### TEXTO FORNECIDO:
--------

Falta incentivo à reabilitação
Outra questão discutível, segundo o presidente da CNTA, Diumar Bueno, é que o estado irá impedir a renovação da carteira do motorista que usa drogas, cortando sua fonte de renda, mas sem oferecer tratamento de saúde. “Qual encaminhamento o governo vai dar para o dependente de drogas? Só vai cancelar seu direito de trabalhar, sem reabilitá-lo?”, questiona. Para Diumar, a deliberação parece atender mais a interesses de grupos de laboratórios do que garantir segurança nas estradas.
A CNTA, que tem mais de 100 sindicatos de motoristas autônomos filiados, vai entrar com medidas judiciais contra a determinação. A Federação dos Trabalhadores em Transportes Rodoviários do Estado do Paraná (Fetropar) afirmou, através de nota, que “a obrigatoriedade do exame toxicológico para os motoristas profissionais não pode ter caráter apenas punitivo, mas deve estar ligada diretamente a uma política de saúde que seja capaz de promover o acompanhamento, o tratamento e a recuperação dos trabalhadores cujo exame tiver resultado positivo”.

Índices
De acordo com pesquisa feita em 2012 com 670 caminhoneiros no pátio de triagem do Porto de Paranaguá, 50,7% disseram ter usado substâncias psicoativas durante a profissão e 10,9% admitiram que o uso foi recente (nos últimos 30 dias). Os dados integram a tese de doutorado em Saúde Coletiva de Edmarlon Girotto, na Universidade Estadual de Londrina (UEL) em 2014.

Por que o exame é tão caro?
A complexidade técnica e a dificuldade logística são responsáveis pelo alto custo do teste. Somente seis laboratórios brasileiros foram credenciados para fazer o exame. Três realizam a análise no Brasil e outros três mandam o material para Inglaterra ou Estados Unidos, de acordo com a biomédica especializada em toxicologia Lucelaine Gonçalves Morales, do Laboratório Sodré, no interior de São Paulo.
“Cada um desses seis laboratórios tem sua rede com centenas de laboratórios credenciados, que apenas realizam a coleta do material pelas cidades do país”, explica. O fio de cabelo ou pelo corporal viaja por companhias aéreas, pelos Correios ou por transportadora, o que encarece o valor, conforme a biomédica.

--------

### ATIVIDADES:
1. Redigite o trecho do texto sobre o exame toxicológico de "Falta incentivo à" até "segurança nas estradas.".
2. Resuma em três frases o texto sobre o exame toxicológico.
3. Responda com base no texto sobre o exame toxicológico:
(a) Quantos sindicatos de motoristas autônomos são filiados à CNTA?
(b) Com quantos caminhoneiros foi feita a pesquisa de 2012?
(c) Para quais países três dos laboratórios credenciados mandam o material?
As linhas a seguir não fazem parte deste exercício.

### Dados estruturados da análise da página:

--------

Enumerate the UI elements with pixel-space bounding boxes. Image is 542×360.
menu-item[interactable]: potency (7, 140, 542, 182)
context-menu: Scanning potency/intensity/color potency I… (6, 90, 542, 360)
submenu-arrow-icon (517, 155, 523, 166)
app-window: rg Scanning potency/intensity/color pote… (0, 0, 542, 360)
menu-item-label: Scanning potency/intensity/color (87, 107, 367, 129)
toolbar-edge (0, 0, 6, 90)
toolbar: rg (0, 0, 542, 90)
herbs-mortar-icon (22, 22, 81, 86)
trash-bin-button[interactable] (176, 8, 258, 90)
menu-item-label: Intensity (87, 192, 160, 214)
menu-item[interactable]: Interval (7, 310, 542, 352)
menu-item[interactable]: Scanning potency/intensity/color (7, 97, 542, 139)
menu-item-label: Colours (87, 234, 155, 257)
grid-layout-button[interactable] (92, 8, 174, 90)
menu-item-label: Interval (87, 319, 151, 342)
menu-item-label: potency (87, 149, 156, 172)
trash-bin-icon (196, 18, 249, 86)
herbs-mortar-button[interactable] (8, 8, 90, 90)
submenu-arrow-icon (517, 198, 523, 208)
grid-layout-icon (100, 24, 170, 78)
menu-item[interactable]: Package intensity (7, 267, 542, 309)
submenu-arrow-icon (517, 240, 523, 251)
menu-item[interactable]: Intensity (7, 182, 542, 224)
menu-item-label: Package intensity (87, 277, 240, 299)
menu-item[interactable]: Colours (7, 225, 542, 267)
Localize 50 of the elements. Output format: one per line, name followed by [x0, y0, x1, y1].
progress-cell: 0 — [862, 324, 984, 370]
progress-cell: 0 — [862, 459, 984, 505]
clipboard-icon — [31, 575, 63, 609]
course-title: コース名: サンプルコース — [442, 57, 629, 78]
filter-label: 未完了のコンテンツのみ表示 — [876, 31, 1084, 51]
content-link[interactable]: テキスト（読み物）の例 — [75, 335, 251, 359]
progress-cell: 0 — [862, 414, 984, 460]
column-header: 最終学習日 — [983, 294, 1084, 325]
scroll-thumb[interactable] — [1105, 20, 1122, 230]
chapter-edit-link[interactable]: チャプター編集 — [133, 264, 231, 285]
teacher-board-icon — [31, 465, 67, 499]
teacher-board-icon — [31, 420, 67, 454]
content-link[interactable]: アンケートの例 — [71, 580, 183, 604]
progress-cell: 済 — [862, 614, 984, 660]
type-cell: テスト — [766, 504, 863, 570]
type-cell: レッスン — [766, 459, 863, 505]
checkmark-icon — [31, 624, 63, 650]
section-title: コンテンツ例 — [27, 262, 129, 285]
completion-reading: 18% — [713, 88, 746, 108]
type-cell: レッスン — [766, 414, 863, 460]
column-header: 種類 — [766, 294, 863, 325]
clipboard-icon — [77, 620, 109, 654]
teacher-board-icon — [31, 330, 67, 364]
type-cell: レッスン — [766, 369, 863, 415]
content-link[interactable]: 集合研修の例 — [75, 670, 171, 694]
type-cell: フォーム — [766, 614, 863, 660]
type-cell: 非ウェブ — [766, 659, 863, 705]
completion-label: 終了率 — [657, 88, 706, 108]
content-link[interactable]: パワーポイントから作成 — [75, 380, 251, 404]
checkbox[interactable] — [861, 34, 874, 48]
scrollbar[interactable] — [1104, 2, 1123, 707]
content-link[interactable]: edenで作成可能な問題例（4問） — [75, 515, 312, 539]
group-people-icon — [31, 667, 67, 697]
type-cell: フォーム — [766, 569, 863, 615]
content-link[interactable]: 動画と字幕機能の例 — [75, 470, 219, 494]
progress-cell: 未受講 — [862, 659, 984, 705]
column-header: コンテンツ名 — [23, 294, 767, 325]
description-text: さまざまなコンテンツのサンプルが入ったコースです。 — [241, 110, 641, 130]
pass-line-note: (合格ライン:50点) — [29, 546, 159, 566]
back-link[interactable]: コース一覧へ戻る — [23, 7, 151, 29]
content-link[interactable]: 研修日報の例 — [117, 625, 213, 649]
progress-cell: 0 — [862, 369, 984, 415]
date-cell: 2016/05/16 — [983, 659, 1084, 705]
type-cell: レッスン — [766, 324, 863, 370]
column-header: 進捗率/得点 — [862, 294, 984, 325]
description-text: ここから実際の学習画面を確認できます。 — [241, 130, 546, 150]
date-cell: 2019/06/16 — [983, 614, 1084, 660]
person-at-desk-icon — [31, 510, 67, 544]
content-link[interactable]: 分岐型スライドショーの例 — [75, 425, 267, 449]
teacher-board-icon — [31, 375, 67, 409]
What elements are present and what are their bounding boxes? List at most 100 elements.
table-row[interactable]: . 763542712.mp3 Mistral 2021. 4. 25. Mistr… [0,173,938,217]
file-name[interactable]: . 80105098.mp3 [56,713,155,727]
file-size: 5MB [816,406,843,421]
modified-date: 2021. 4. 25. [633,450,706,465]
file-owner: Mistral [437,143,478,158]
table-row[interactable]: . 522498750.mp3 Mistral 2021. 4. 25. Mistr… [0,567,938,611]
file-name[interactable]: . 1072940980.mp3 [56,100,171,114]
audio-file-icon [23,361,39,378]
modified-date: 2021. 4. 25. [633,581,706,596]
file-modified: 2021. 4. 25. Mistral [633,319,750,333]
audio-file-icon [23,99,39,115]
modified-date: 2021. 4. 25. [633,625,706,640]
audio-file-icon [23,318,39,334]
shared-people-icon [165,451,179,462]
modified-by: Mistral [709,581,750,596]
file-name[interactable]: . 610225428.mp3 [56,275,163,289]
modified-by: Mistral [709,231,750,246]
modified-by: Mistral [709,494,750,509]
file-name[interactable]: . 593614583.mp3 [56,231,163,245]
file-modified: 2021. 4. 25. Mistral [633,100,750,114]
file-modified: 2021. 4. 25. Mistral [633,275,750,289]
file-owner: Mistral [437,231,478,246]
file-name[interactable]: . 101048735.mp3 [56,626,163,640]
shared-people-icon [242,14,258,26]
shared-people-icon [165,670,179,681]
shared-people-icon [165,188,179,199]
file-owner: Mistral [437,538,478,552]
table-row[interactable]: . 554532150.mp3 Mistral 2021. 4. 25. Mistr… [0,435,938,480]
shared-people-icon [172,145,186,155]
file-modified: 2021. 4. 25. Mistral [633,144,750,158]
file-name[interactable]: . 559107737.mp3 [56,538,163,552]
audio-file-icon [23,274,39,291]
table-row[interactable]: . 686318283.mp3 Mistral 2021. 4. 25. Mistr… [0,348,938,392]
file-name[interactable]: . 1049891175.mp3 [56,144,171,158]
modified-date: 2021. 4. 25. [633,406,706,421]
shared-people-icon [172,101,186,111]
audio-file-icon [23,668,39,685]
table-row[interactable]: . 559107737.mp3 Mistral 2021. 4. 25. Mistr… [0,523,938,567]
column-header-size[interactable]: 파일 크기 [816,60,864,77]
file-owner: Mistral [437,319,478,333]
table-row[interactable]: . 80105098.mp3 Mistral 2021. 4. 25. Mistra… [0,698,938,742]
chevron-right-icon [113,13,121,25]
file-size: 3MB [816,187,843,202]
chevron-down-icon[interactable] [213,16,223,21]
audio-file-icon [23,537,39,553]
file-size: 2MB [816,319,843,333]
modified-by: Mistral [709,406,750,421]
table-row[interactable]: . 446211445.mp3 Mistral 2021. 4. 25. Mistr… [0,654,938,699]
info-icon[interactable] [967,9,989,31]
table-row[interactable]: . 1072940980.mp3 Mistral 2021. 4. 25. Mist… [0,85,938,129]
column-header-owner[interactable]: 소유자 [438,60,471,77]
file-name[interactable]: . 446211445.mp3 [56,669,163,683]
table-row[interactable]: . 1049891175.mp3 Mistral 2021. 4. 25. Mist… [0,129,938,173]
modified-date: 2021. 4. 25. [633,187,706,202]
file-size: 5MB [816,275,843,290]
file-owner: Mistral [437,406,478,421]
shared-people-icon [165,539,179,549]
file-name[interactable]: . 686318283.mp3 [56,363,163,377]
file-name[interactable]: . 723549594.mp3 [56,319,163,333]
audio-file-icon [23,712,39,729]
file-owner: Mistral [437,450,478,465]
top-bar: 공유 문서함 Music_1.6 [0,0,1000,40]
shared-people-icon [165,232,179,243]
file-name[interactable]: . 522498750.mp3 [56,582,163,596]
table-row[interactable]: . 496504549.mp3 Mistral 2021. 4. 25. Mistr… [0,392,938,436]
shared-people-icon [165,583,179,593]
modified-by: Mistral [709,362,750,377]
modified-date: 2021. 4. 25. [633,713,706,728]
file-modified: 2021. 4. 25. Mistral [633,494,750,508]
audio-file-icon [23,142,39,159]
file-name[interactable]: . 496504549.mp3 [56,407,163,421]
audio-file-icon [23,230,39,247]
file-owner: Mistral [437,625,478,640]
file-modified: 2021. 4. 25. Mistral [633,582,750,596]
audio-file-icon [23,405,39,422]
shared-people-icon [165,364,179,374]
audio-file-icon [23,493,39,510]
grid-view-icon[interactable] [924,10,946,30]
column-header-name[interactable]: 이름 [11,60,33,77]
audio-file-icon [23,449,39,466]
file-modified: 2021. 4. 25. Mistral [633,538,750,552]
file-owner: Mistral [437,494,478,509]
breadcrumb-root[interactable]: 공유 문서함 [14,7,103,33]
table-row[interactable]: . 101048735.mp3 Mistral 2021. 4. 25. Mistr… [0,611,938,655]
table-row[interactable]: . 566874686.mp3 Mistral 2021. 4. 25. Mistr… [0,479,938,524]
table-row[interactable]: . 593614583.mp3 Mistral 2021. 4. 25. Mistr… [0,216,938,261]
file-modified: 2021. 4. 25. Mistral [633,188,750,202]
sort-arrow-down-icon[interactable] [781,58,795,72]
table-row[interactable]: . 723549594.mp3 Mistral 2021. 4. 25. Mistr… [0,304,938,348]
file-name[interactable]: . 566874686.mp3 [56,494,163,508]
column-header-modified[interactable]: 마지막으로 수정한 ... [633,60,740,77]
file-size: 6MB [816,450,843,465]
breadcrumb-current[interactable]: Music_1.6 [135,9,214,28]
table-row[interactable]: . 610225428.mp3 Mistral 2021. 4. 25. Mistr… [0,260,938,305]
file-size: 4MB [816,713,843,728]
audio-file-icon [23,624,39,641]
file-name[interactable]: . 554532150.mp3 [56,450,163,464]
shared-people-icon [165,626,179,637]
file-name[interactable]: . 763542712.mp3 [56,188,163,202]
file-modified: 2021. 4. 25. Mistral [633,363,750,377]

--------

### RESPOSTAS:
1.
Falta incentivo à reabilitação
Outra questão discutível, segundo o presidente da CNTA, Diumar Bueno, é que o estado irá impedir a renovação da carteira do motorista que usa drogas, cortando sua fonte de renda, mas sem oferecer tratamento de saúde. “Qual encaminhamento o governo vai dar para o dependente de drogas? Só vai cancelar seu direito de trabalhar, sem reabilitá-lo?”, questiona. Para Diumar, a deliberação parece atender mais a interesses de grupos de laboratórios do que garantir segurança nas estradas.

2. O presidente da CNTA, Diumar Bueno, critica que o estado vá impedir a renovação da carteira do motorista que usa drogas sem oferecer tratamento, e a CNTA vai entrar com medidas judiciais contra a determinação, enquanto a Fetropar defende que o exame esteja ligado a uma política de saúde. Uma pesquisa feita em 2012 com 670 caminhoneiros no Porto de Paranaguá mostrou que 50,7% disseram ter usado substâncias psicoativas durante a profissão. Segundo a biomédica Lucelaine Gonçalves Morales, o teste é caro pela complexidade técnica e pela dificuldade logística, já que só seis laboratórios brasileiros foram credenciados e o material viaja por companhias aéreas, Correios ou transportadora.

3.
(a) Mais de 100.
(b) 670.
(c) Inglaterra ou Estados Unidos.